/---
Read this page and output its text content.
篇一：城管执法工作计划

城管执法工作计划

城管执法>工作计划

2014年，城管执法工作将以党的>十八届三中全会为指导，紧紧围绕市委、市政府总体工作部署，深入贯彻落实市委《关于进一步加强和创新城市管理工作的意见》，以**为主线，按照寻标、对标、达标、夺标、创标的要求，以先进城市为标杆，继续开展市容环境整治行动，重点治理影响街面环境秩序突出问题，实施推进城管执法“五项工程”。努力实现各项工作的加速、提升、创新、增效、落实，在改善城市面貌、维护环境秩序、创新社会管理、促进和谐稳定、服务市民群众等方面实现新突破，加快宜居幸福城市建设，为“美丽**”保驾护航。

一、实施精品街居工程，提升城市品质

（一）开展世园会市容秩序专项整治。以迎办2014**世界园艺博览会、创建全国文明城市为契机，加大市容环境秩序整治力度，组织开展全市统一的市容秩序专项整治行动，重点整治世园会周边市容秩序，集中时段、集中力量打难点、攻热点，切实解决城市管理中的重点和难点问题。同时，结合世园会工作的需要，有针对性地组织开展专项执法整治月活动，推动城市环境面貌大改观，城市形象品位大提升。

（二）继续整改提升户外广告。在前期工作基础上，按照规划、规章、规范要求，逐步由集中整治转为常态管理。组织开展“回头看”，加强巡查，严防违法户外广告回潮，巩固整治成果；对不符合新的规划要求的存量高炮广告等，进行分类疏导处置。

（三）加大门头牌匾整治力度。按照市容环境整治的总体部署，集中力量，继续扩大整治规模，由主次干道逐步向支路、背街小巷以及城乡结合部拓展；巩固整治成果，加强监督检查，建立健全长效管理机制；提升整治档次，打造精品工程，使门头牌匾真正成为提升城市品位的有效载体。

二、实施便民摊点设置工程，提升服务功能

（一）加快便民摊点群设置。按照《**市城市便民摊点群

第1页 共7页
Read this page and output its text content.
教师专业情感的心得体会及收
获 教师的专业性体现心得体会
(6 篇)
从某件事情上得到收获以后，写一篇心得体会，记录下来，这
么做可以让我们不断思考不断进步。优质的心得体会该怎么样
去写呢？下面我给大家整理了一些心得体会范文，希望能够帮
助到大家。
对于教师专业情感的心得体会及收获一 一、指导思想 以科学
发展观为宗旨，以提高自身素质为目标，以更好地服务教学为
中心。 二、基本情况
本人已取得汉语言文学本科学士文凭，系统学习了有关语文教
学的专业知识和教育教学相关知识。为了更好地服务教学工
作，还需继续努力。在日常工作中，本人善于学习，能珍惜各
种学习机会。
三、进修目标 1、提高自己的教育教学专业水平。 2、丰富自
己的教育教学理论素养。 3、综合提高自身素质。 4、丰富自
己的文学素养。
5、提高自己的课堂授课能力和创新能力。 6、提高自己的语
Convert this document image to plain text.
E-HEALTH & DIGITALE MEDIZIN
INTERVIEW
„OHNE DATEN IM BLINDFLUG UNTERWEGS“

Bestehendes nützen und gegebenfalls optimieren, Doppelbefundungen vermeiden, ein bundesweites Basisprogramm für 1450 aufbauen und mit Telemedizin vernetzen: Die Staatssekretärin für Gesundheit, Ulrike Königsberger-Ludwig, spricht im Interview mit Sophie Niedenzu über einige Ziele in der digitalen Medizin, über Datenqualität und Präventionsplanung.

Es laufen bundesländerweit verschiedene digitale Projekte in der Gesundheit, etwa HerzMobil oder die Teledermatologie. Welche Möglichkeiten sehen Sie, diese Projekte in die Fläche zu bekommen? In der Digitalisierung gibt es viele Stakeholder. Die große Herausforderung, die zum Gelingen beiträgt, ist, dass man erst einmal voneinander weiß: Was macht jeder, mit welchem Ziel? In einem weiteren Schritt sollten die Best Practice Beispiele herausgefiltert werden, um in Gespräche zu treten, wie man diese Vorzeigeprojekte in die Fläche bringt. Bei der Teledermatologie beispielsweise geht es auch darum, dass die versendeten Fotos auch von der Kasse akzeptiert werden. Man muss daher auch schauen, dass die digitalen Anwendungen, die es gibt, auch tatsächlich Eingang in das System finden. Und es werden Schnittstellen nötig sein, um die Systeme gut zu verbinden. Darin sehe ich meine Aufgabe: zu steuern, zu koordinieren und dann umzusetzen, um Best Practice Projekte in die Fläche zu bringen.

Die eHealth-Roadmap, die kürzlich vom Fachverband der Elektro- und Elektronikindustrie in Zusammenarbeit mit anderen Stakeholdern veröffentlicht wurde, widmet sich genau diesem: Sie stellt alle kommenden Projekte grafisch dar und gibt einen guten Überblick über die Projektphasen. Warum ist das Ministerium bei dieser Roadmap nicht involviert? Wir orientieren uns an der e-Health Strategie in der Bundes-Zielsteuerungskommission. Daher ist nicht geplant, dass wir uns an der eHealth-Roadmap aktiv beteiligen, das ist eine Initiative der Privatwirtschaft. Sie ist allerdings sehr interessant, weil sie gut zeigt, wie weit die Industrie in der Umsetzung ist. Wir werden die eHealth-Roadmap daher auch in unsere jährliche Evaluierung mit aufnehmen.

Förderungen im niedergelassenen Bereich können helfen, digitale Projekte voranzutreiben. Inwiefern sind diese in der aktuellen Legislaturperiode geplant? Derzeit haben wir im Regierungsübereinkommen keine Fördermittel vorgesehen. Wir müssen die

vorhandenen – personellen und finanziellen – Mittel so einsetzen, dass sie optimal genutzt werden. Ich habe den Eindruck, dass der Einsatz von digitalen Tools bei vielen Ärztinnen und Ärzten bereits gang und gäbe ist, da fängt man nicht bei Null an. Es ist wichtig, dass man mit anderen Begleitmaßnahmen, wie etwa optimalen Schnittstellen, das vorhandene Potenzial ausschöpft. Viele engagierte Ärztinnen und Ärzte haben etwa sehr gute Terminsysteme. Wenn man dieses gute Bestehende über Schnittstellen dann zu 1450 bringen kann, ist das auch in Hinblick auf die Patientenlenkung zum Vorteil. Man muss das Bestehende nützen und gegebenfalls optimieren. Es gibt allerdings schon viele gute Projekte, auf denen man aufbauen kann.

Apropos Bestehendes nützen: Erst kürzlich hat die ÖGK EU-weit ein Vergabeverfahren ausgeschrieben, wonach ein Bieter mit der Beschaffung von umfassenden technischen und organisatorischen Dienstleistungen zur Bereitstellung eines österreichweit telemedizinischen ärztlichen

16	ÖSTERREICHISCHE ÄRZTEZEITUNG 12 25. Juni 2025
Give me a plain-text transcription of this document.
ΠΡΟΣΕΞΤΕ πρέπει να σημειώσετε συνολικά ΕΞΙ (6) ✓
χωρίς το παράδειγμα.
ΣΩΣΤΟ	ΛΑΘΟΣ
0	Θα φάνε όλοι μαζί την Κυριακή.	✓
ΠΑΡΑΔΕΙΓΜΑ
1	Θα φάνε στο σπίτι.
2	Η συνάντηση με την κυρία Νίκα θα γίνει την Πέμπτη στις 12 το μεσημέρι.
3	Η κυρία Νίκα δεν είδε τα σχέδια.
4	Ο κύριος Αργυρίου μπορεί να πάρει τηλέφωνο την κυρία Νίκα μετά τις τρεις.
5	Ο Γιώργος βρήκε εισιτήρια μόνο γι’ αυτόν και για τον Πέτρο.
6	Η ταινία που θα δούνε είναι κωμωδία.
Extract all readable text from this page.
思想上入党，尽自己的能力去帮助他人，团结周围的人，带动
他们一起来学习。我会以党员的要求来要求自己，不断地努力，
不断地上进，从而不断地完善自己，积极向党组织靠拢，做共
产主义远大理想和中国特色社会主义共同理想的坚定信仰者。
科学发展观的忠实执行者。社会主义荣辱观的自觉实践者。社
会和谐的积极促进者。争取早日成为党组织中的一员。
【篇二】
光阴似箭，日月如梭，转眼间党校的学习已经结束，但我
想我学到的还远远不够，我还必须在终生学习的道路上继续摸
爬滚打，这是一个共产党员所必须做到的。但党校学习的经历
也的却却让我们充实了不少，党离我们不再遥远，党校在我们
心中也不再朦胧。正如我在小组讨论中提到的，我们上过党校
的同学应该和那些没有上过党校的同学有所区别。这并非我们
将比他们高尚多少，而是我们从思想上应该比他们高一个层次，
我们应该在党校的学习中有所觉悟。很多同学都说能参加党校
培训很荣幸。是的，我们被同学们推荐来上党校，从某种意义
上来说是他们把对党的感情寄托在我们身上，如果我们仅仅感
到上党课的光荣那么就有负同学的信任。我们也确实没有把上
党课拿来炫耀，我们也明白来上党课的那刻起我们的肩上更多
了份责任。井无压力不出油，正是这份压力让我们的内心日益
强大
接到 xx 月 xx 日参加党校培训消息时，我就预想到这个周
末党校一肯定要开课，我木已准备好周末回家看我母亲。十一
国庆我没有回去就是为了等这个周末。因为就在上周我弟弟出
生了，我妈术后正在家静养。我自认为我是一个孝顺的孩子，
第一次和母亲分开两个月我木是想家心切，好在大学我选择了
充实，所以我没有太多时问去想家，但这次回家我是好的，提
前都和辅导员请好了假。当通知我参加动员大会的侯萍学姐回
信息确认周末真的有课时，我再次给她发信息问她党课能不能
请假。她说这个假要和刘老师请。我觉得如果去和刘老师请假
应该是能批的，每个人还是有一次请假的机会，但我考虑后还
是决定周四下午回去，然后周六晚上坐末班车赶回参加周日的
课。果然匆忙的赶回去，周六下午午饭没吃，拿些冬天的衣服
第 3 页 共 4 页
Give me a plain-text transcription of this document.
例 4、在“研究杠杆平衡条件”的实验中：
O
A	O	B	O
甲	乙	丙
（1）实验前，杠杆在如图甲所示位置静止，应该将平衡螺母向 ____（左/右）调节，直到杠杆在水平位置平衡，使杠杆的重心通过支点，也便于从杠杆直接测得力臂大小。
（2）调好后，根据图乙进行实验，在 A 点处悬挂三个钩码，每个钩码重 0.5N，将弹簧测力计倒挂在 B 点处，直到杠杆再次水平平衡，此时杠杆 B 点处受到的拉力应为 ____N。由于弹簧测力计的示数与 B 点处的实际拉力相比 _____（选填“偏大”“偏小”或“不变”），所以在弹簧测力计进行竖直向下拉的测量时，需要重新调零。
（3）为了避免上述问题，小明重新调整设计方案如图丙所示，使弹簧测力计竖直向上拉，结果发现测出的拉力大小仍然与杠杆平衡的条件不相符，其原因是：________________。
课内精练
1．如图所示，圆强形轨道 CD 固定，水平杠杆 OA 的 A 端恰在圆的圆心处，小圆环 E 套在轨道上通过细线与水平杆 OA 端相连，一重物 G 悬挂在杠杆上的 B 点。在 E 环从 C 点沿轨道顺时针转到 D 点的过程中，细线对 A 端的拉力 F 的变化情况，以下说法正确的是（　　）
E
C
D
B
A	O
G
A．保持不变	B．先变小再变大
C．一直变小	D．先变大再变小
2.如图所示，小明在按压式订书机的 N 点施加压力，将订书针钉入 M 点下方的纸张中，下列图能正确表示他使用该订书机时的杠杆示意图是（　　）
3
\---
Exercise requirements ::
Only the number is wanted: how many lines in the entries above contain the word "Νίκα"?

Output ::
3